*Written task:*
What lines of the data include the string "change"? Copy them all.

╭─ Available data

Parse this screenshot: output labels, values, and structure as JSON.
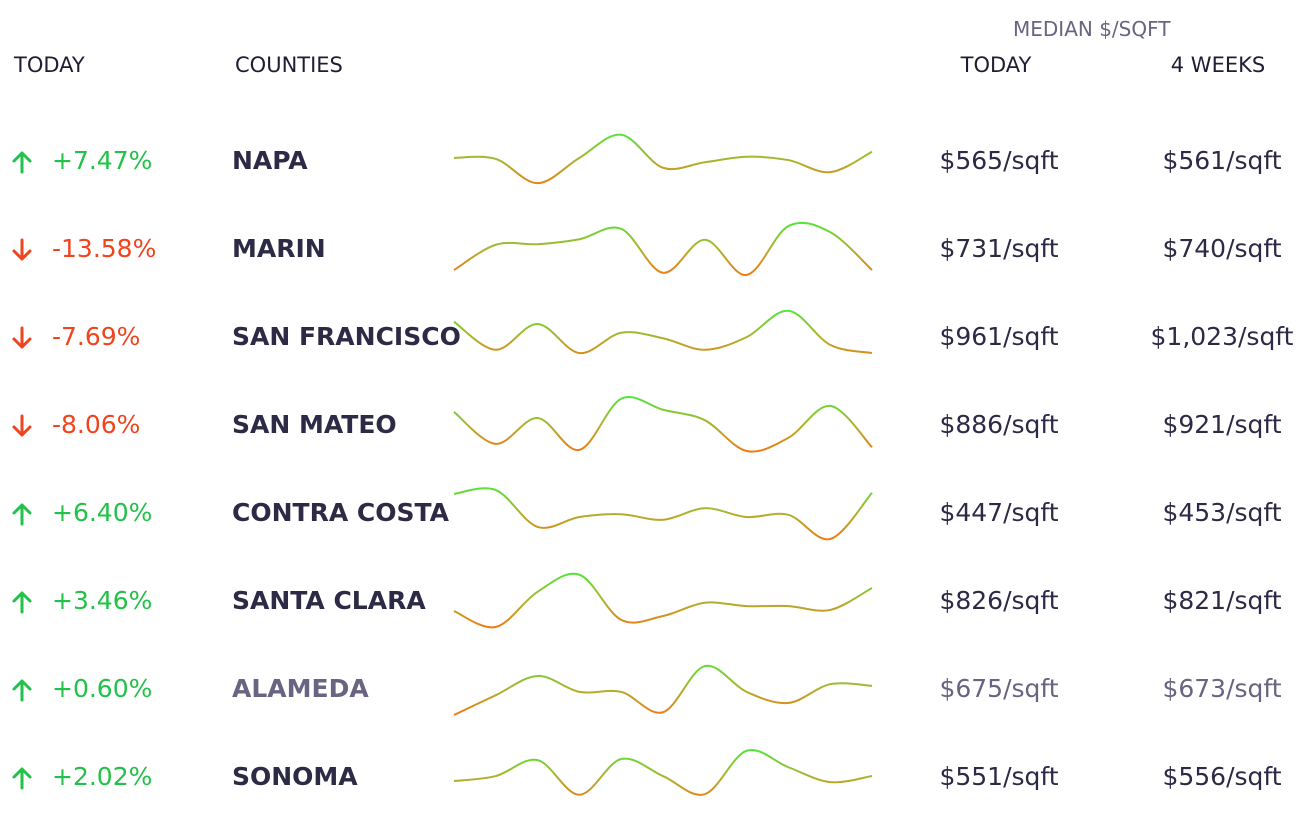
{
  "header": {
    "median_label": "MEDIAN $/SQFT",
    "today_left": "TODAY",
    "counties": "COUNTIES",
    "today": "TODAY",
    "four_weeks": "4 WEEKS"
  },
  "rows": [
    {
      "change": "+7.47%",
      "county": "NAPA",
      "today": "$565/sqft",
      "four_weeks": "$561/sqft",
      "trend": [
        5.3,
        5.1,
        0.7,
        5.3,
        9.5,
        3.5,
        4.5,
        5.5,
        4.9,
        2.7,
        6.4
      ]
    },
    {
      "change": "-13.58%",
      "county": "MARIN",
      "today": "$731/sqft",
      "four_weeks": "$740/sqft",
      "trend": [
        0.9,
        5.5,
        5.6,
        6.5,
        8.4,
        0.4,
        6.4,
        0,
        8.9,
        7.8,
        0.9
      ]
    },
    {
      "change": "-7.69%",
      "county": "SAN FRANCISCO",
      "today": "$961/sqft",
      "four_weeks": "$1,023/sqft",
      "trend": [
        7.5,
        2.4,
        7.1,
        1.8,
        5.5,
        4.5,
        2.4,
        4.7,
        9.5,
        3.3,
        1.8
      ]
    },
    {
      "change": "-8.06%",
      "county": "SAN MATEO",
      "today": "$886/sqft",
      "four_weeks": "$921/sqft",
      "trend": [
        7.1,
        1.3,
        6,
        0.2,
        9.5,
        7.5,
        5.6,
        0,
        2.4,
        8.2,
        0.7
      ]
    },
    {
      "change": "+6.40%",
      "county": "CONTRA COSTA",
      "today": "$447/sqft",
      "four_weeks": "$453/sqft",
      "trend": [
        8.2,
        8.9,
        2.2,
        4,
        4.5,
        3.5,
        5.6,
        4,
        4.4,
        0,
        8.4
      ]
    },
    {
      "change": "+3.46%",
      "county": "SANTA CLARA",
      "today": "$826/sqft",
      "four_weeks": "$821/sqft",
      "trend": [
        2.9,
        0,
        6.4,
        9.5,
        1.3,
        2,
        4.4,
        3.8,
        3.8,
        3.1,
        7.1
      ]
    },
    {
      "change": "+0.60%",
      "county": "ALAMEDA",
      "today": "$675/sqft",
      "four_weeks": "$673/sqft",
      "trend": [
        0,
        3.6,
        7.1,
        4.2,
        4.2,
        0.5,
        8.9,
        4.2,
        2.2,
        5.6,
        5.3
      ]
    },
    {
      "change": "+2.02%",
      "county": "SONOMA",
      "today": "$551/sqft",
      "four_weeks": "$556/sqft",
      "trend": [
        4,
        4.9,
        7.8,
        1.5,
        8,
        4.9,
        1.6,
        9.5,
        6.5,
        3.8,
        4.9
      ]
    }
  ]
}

╰─
╭─ Available data

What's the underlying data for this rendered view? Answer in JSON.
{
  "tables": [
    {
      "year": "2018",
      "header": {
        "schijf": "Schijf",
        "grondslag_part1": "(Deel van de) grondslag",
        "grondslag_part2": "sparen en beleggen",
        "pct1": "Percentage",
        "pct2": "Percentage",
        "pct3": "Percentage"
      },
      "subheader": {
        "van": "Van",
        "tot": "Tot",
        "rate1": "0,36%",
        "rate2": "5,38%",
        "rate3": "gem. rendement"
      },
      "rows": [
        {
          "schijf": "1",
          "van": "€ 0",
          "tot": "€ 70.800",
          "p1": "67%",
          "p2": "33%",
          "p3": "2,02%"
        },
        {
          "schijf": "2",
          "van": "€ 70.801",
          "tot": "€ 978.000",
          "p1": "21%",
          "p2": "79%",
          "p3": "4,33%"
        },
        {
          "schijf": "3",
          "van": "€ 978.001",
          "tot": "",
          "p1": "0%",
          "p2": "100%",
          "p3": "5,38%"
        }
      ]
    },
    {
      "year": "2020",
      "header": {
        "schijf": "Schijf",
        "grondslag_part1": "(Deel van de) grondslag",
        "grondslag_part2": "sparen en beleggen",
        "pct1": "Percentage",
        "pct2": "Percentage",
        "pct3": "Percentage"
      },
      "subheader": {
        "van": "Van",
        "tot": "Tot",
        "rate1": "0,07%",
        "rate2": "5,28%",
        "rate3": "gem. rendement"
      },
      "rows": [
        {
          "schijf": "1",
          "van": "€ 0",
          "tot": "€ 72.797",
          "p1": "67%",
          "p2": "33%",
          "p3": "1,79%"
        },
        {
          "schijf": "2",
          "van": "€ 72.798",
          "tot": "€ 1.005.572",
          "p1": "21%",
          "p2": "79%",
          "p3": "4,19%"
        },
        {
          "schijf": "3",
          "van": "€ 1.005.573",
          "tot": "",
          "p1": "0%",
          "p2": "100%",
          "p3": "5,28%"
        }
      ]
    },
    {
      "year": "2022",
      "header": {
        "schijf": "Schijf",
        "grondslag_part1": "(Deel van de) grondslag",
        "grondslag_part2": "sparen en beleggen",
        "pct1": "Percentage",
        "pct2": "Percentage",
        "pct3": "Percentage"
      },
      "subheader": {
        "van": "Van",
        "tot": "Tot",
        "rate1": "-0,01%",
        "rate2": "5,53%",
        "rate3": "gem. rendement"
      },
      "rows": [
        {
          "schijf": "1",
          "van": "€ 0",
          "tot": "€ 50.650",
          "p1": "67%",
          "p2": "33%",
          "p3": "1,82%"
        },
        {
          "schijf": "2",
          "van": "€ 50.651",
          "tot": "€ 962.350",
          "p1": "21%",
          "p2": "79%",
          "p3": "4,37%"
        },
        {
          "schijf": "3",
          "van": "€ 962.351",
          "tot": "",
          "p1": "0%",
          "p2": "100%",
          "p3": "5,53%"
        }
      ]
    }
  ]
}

╰─
╭─ Available data

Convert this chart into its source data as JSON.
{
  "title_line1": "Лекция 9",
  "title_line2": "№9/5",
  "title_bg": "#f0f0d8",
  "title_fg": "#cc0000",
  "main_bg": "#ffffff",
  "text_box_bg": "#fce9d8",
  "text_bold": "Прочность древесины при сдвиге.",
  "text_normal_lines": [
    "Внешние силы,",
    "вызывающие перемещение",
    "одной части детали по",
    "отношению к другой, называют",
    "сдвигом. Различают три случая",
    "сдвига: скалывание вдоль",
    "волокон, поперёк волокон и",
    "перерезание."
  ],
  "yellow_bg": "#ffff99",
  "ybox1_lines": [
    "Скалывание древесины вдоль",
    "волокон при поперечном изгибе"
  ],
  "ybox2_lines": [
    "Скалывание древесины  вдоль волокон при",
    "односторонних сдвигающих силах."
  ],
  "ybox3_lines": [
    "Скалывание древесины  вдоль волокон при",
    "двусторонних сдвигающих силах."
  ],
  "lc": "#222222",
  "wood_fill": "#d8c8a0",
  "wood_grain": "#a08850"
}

╰─

*Solution:*
      "change": "+7.47%",
      "change": "-13.58%",
      "change": "-7.69%",
      "change": "-8.06%",
      "change": "+6.40%",
      "change": "+3.46%",
      "change": "+0.60%",
      "change": "+2.02%",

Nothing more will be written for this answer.